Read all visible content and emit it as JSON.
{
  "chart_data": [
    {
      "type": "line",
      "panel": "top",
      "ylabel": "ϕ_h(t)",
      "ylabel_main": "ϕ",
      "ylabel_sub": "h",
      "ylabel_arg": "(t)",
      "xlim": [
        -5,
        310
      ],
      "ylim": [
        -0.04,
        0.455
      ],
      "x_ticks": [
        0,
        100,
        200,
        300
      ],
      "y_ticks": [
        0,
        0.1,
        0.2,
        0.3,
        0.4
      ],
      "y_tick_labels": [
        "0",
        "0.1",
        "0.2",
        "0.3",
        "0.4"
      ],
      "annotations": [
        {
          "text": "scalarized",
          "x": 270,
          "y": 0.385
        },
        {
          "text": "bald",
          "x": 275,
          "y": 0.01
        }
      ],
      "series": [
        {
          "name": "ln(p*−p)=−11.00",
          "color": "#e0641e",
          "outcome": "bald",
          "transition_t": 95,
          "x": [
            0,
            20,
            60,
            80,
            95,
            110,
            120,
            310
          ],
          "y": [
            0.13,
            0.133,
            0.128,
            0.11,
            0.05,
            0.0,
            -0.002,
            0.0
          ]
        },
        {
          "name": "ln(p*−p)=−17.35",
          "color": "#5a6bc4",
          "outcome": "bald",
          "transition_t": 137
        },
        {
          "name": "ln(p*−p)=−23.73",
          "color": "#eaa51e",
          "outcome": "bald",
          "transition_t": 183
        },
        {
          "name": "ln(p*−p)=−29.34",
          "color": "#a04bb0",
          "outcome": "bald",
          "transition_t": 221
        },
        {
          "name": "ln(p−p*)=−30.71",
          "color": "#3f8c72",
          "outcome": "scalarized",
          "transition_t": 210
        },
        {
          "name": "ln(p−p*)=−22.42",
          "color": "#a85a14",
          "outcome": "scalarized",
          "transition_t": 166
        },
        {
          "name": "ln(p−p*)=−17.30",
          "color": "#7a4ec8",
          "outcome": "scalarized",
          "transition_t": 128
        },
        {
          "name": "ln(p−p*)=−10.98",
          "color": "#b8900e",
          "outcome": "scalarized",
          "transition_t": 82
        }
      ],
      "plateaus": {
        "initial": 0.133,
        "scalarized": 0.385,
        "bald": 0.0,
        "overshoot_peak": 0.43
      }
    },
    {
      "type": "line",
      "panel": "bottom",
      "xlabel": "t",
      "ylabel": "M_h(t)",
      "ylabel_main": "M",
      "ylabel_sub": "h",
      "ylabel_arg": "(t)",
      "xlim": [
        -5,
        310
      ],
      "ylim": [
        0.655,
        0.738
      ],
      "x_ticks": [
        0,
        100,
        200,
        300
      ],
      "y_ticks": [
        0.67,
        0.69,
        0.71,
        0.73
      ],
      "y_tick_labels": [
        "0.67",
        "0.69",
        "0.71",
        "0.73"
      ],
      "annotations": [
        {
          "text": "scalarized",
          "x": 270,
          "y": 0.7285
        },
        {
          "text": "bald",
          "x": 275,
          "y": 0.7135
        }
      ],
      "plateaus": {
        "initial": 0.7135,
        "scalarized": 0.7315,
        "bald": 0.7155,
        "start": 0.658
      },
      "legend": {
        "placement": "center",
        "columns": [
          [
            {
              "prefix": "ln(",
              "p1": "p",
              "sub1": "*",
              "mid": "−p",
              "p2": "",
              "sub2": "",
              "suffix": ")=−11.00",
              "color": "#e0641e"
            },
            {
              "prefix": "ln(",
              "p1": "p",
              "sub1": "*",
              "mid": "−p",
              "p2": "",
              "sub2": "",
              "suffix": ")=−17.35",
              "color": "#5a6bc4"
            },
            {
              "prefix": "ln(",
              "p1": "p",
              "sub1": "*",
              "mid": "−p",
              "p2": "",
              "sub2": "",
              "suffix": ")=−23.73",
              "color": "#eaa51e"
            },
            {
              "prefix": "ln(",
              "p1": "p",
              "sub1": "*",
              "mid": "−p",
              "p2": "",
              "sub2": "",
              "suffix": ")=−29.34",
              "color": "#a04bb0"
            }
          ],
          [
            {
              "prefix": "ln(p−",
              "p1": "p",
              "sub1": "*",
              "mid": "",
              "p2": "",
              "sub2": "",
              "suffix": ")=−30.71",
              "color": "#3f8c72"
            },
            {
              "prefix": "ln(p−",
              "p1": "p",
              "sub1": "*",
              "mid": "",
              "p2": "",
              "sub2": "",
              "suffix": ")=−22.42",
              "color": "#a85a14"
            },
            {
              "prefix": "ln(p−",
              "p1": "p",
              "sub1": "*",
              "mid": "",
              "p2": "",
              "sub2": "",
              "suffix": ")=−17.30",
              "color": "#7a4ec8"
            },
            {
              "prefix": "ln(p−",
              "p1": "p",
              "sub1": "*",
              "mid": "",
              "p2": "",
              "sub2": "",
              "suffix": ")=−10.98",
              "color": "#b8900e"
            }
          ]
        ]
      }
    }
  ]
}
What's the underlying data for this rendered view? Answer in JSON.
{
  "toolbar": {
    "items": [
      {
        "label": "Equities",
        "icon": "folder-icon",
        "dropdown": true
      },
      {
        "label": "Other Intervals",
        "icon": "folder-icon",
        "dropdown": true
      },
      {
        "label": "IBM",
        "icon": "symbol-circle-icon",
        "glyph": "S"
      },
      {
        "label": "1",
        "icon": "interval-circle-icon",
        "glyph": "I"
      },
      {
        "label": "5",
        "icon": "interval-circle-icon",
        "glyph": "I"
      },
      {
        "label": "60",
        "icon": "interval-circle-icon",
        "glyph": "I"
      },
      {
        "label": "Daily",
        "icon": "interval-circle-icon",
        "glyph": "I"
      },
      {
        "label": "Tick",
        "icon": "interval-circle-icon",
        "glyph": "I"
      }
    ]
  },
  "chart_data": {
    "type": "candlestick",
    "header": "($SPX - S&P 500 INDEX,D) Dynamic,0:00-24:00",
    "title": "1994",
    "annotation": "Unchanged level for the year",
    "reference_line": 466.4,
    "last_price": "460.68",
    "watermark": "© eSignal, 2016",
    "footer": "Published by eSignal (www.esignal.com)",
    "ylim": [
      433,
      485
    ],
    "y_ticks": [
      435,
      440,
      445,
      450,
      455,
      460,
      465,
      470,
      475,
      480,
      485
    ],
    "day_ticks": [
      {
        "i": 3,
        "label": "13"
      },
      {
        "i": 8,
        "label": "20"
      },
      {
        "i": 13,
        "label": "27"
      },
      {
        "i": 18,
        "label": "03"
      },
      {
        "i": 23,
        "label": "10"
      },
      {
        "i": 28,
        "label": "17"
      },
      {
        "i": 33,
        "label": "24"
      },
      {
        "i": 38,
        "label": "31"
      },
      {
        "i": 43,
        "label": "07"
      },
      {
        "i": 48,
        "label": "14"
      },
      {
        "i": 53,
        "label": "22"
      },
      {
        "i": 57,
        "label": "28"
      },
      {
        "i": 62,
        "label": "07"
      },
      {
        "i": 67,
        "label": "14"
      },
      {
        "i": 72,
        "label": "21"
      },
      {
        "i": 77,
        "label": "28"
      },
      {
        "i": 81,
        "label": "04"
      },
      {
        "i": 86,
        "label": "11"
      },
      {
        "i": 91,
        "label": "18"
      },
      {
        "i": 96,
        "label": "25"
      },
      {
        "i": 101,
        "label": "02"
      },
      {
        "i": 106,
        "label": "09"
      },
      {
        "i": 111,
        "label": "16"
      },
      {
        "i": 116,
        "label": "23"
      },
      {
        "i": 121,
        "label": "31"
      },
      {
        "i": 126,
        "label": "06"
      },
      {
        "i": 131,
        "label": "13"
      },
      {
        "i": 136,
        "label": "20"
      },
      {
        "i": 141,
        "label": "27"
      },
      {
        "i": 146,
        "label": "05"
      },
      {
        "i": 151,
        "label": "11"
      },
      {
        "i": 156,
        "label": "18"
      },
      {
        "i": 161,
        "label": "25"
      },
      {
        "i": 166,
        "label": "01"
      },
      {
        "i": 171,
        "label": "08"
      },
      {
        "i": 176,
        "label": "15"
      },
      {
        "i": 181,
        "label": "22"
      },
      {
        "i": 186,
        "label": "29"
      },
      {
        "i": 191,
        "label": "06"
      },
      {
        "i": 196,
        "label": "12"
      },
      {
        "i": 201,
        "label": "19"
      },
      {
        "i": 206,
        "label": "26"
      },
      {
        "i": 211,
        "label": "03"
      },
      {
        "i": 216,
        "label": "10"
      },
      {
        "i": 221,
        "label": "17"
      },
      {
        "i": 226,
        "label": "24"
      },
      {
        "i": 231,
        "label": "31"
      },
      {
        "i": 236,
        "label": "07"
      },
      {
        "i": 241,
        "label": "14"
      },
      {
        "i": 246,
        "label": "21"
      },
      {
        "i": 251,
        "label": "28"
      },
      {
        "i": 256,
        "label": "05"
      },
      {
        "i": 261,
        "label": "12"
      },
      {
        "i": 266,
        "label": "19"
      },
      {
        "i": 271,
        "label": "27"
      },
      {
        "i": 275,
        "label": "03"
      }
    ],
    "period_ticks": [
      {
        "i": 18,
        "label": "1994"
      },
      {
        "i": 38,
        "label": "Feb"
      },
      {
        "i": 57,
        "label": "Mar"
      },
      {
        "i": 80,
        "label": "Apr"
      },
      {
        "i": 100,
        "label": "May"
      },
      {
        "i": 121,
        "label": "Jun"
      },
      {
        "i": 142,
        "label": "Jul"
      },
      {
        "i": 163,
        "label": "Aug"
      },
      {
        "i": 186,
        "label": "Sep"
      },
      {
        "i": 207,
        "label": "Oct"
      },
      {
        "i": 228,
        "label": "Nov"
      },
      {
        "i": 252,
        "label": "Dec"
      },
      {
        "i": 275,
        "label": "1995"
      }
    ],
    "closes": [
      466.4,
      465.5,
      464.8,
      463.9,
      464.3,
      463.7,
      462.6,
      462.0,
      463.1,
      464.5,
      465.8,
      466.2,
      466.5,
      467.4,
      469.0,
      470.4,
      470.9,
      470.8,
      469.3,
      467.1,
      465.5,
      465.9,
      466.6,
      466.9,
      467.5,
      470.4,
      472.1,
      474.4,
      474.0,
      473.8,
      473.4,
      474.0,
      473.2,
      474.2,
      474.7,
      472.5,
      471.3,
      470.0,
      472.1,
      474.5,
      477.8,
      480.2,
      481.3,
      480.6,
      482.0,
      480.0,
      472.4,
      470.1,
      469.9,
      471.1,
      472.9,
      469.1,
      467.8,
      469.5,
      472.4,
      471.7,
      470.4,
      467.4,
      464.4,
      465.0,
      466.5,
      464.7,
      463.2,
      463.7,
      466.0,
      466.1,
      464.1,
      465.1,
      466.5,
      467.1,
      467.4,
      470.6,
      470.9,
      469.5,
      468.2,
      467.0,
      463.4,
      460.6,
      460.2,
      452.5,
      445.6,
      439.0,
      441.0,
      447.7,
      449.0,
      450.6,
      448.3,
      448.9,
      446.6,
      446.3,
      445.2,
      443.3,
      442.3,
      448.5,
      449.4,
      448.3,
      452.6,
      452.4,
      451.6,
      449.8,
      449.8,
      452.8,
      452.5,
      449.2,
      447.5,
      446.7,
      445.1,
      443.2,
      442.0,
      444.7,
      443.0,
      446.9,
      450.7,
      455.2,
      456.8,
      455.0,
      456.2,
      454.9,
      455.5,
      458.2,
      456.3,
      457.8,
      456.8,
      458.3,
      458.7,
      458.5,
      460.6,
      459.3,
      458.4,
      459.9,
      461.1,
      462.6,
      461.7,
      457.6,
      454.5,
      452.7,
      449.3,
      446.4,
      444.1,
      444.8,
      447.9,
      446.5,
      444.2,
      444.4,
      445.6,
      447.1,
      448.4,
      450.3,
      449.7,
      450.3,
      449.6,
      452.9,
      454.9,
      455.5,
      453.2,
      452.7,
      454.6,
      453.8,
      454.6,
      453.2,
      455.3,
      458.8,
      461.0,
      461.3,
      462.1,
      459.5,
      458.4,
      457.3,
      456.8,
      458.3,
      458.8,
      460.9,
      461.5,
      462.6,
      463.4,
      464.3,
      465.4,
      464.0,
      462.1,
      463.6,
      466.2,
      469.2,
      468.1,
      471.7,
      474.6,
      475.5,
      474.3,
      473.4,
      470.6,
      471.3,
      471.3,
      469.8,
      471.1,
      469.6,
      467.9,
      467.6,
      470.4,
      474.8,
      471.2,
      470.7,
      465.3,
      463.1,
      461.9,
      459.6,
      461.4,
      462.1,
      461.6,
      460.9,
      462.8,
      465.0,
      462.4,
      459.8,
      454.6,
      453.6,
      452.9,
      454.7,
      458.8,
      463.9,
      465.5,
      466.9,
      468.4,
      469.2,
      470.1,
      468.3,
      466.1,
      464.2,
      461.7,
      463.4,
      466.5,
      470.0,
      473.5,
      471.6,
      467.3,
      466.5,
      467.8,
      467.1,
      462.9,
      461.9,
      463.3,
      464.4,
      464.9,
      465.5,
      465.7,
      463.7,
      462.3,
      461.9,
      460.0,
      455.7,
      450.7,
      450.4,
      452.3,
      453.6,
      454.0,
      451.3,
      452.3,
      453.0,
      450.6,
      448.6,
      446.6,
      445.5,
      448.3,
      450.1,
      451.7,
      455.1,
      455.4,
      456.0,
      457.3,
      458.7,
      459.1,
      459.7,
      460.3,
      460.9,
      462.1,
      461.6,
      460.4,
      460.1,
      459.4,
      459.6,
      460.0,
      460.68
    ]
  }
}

....

→ Task brief
Copy each line from the data above that includes "suffix".

→ Result of this exercise
              "suffix": ")=−11.00",
              "suffix": ")=−17.35",
              "suffix": ")=−23.73",
              "suffix": ")=−29.34",
              "suffix": ")=−30.71",
              "suffix": ")=−22.42",
              "suffix": ")=−17.30",
              "suffix": ")=−10.98",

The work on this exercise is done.